## Instructions to follow
Wherever "from" appears in a line, copy that line.
######
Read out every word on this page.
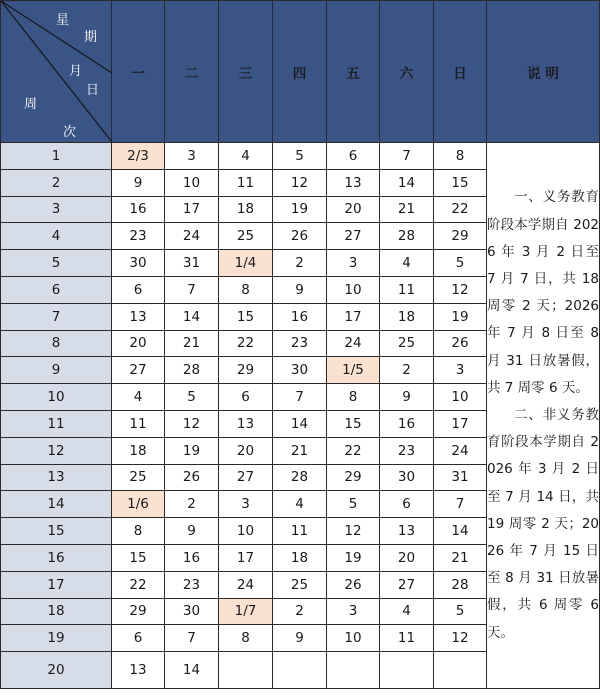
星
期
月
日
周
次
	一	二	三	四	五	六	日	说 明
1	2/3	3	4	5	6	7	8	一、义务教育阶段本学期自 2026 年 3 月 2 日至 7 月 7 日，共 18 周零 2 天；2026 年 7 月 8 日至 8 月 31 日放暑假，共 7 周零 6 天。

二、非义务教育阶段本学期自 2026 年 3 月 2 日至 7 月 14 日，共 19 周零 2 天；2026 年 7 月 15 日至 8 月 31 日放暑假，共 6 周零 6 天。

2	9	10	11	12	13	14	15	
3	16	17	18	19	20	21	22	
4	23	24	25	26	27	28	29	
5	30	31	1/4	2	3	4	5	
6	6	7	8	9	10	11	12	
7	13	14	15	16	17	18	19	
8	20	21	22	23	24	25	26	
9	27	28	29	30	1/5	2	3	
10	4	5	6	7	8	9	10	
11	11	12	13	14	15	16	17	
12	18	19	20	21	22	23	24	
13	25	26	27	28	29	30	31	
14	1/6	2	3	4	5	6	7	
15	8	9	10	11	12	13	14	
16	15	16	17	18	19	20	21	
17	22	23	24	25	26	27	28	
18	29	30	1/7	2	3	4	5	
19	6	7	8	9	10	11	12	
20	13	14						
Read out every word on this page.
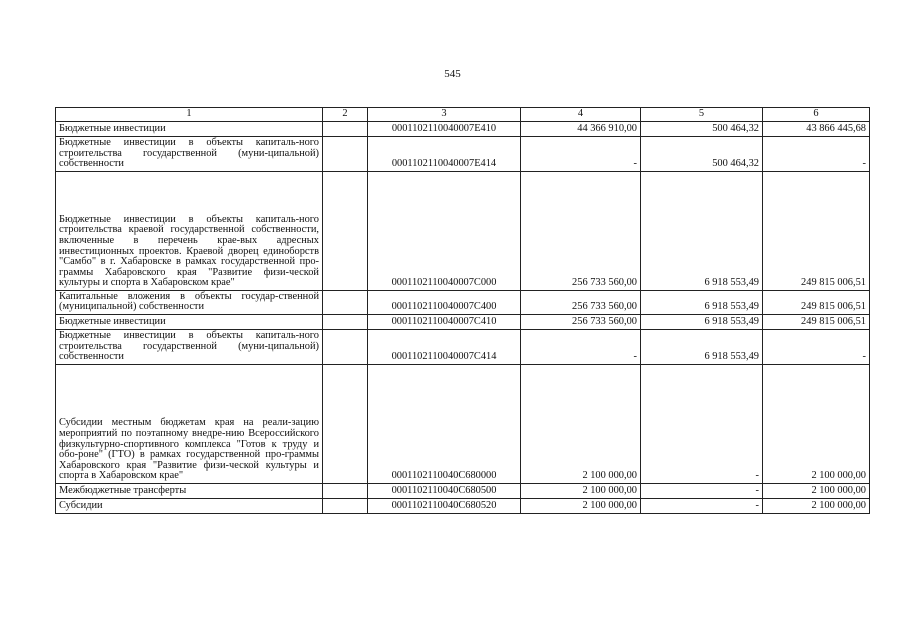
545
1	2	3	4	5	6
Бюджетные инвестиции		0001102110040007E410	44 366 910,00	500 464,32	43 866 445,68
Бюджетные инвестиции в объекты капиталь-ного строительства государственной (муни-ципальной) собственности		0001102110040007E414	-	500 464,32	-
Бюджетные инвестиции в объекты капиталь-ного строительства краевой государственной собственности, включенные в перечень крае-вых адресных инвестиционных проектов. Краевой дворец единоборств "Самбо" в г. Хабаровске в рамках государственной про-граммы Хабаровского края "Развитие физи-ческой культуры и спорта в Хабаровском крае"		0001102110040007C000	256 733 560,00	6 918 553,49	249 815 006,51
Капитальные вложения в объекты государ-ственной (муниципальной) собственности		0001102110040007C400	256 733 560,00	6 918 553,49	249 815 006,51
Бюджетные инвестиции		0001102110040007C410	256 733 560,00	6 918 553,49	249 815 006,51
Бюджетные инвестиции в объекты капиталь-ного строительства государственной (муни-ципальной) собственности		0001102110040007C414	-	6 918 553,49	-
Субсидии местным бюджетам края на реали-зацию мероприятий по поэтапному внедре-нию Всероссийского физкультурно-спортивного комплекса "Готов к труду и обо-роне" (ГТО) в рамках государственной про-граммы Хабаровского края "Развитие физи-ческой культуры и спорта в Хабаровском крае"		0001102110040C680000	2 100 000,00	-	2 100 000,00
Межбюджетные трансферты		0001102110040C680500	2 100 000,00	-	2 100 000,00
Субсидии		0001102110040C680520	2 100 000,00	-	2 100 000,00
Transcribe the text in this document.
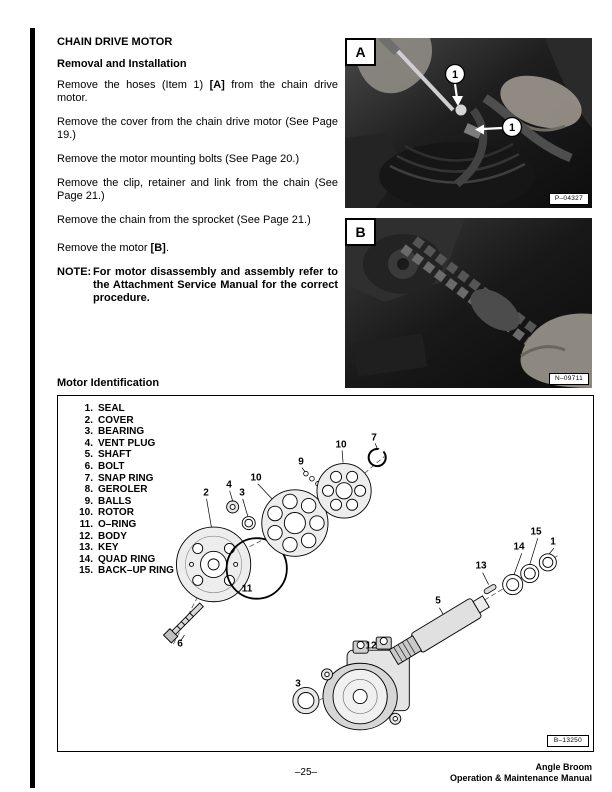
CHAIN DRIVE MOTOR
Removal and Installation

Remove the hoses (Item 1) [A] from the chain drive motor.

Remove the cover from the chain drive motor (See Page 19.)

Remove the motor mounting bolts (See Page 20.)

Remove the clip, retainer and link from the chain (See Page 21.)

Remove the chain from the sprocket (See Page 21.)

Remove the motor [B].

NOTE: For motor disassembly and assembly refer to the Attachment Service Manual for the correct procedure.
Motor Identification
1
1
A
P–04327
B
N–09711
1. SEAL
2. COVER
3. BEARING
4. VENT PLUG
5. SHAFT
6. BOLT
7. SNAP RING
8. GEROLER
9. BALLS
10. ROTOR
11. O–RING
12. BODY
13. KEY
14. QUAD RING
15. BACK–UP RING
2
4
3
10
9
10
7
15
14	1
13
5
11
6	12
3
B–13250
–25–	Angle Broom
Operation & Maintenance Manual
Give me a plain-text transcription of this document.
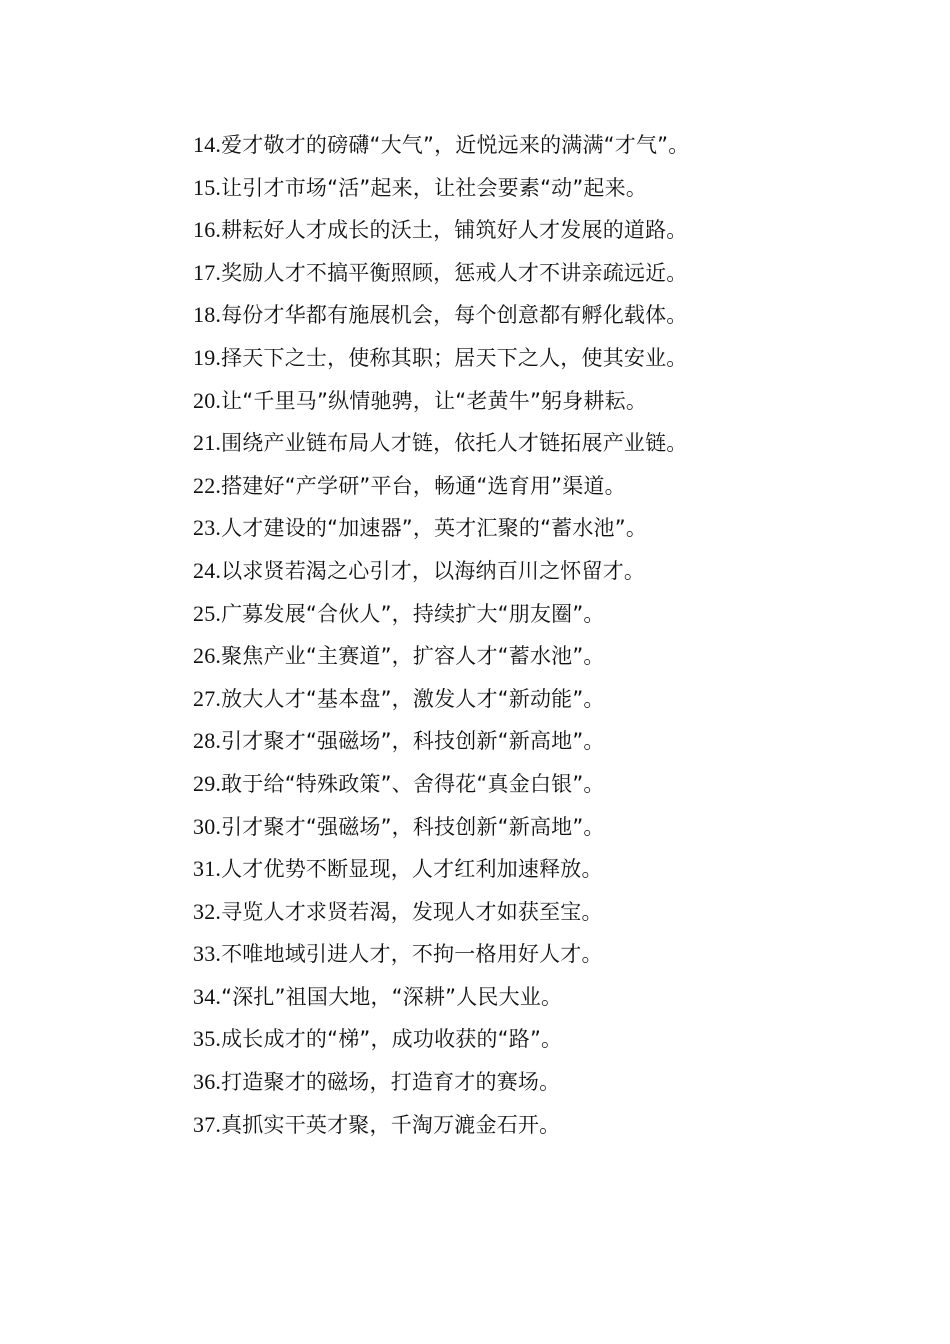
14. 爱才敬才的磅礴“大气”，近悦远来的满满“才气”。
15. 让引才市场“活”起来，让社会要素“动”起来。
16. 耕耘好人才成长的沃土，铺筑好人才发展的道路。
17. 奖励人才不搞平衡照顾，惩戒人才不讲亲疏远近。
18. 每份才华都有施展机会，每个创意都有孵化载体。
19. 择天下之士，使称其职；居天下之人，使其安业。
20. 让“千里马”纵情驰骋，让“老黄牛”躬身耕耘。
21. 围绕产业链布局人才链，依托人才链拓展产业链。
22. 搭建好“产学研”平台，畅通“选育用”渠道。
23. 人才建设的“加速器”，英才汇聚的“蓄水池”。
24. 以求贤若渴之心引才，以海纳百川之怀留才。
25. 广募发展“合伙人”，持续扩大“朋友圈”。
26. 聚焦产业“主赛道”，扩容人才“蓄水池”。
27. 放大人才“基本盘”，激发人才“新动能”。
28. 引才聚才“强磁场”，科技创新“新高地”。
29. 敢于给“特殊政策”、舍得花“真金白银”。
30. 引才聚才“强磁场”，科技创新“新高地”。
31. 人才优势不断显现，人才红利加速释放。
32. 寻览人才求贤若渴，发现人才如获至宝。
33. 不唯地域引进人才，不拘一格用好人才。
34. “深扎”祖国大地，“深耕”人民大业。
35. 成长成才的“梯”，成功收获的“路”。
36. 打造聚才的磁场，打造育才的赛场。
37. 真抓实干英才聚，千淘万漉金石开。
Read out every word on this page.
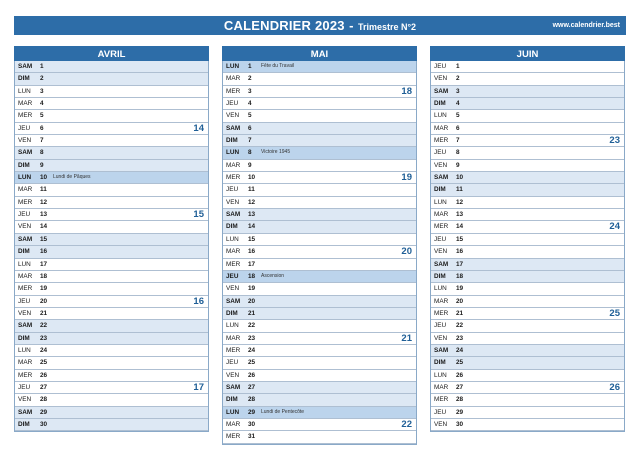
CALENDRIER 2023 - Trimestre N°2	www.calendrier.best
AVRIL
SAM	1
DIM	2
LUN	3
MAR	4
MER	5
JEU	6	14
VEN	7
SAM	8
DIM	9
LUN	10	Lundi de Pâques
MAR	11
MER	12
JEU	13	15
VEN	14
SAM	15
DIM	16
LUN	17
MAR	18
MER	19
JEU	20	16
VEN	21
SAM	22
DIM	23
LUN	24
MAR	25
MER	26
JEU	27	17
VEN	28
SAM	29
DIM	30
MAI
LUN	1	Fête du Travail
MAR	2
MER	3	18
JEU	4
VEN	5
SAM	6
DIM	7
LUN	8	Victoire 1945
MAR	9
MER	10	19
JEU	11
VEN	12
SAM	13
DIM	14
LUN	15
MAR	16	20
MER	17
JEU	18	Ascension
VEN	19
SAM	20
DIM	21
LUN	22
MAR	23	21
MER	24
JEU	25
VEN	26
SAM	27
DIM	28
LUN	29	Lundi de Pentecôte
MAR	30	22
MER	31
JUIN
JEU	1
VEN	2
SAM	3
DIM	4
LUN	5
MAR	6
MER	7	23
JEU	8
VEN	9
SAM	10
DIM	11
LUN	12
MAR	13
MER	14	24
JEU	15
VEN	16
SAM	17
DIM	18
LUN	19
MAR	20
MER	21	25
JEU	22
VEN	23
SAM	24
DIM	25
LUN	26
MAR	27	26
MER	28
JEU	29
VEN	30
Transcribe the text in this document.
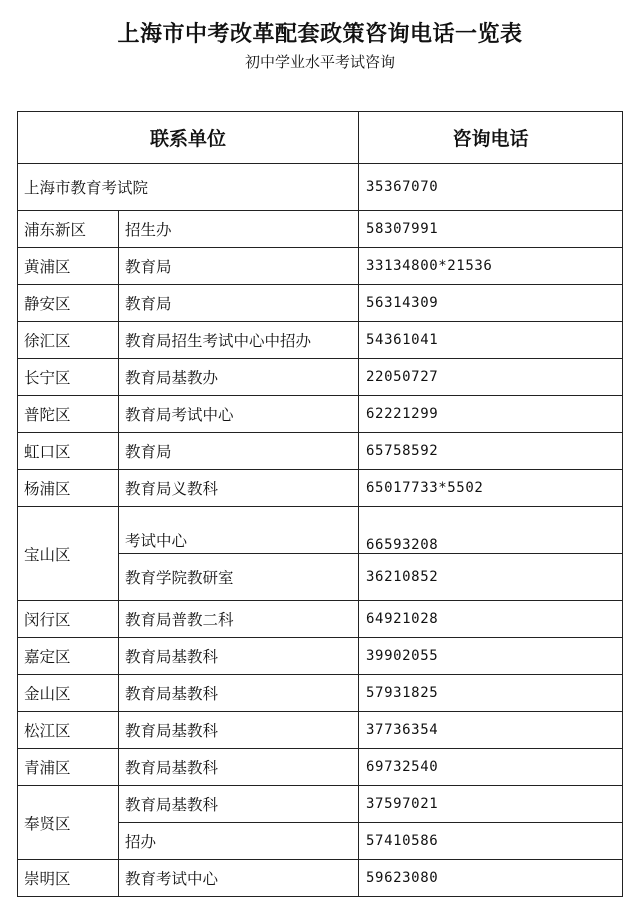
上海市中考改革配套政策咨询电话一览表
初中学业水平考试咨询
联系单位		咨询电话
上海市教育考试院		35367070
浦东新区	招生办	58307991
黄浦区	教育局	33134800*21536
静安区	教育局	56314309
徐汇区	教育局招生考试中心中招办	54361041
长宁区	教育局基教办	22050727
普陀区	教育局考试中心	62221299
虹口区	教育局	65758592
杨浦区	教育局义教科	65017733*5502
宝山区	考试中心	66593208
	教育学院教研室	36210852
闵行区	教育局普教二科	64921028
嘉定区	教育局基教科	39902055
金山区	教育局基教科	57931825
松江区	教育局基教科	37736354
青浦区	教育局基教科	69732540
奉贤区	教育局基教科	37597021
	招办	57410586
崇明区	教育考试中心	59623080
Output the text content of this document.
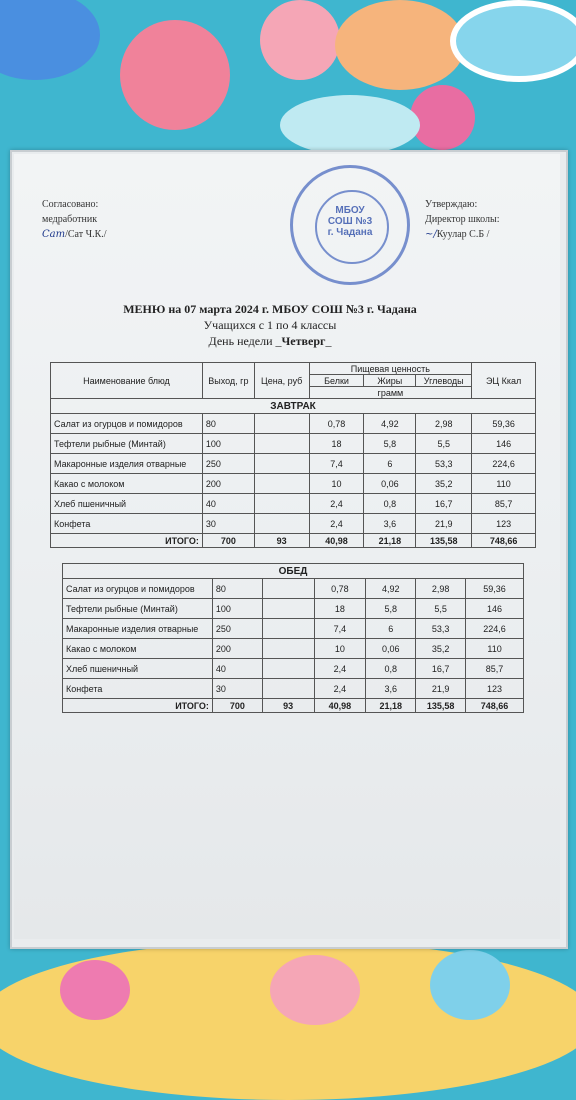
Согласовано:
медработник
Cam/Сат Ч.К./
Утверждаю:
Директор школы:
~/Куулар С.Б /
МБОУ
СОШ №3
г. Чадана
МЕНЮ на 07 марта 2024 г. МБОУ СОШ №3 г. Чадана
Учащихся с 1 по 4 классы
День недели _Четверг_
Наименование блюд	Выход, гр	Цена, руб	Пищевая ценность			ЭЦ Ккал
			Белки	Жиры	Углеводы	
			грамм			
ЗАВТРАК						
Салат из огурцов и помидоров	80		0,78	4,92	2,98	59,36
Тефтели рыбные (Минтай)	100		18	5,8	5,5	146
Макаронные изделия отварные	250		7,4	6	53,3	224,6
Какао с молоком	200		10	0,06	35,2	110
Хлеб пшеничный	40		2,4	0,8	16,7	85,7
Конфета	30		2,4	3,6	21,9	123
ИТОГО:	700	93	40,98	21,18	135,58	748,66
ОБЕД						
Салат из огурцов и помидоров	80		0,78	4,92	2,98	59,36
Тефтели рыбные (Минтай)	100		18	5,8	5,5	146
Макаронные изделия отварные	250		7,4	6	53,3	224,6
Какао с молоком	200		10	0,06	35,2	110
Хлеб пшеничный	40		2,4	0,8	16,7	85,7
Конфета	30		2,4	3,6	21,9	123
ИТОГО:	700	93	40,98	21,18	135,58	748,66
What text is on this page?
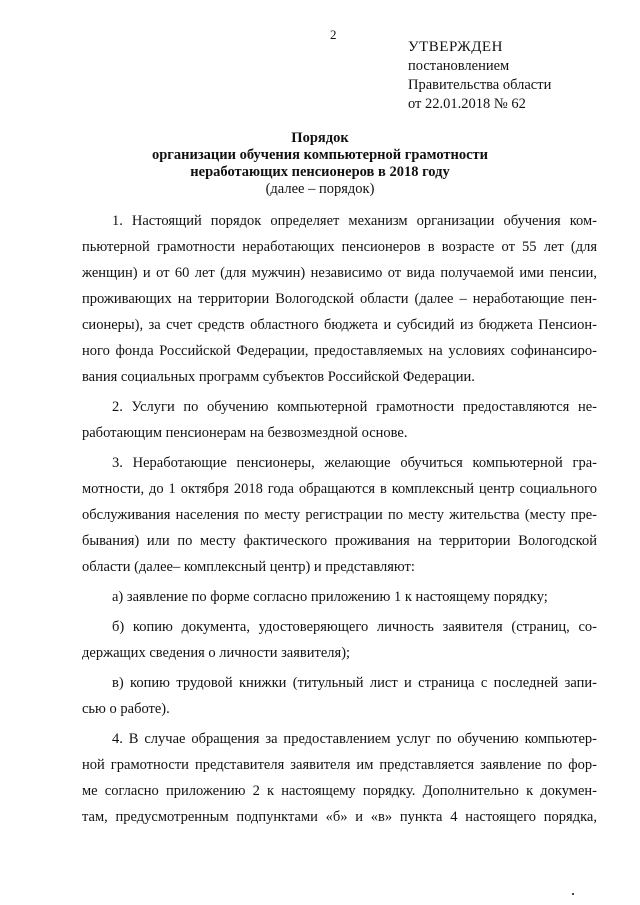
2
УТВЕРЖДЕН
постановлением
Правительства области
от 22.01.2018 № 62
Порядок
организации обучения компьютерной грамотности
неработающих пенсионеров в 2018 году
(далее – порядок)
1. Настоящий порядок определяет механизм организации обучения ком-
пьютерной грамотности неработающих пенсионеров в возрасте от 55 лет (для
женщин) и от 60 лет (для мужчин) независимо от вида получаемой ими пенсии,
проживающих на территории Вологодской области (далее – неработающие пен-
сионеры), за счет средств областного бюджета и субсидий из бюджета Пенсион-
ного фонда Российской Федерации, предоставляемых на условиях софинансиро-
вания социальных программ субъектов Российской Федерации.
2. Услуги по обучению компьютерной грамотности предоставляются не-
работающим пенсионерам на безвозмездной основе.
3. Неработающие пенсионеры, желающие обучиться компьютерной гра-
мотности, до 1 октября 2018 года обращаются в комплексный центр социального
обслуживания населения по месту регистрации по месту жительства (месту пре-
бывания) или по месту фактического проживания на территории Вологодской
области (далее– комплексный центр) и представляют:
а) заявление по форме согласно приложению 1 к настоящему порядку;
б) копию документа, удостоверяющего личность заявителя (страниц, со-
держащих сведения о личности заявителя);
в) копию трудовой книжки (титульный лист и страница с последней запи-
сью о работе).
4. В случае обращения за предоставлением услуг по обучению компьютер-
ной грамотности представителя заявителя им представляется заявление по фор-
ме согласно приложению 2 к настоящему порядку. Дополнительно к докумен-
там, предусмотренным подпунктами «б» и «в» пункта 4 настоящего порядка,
######
## Completed exercise
Remove the hoses (Item 1) [A] from the chain drive motor.
Remove the cover from the chain drive motor (See Page 19.)
Remove the clip, retainer and link from the chain (See Page 21.)
Remove the chain from the sprocket (See Page 21.)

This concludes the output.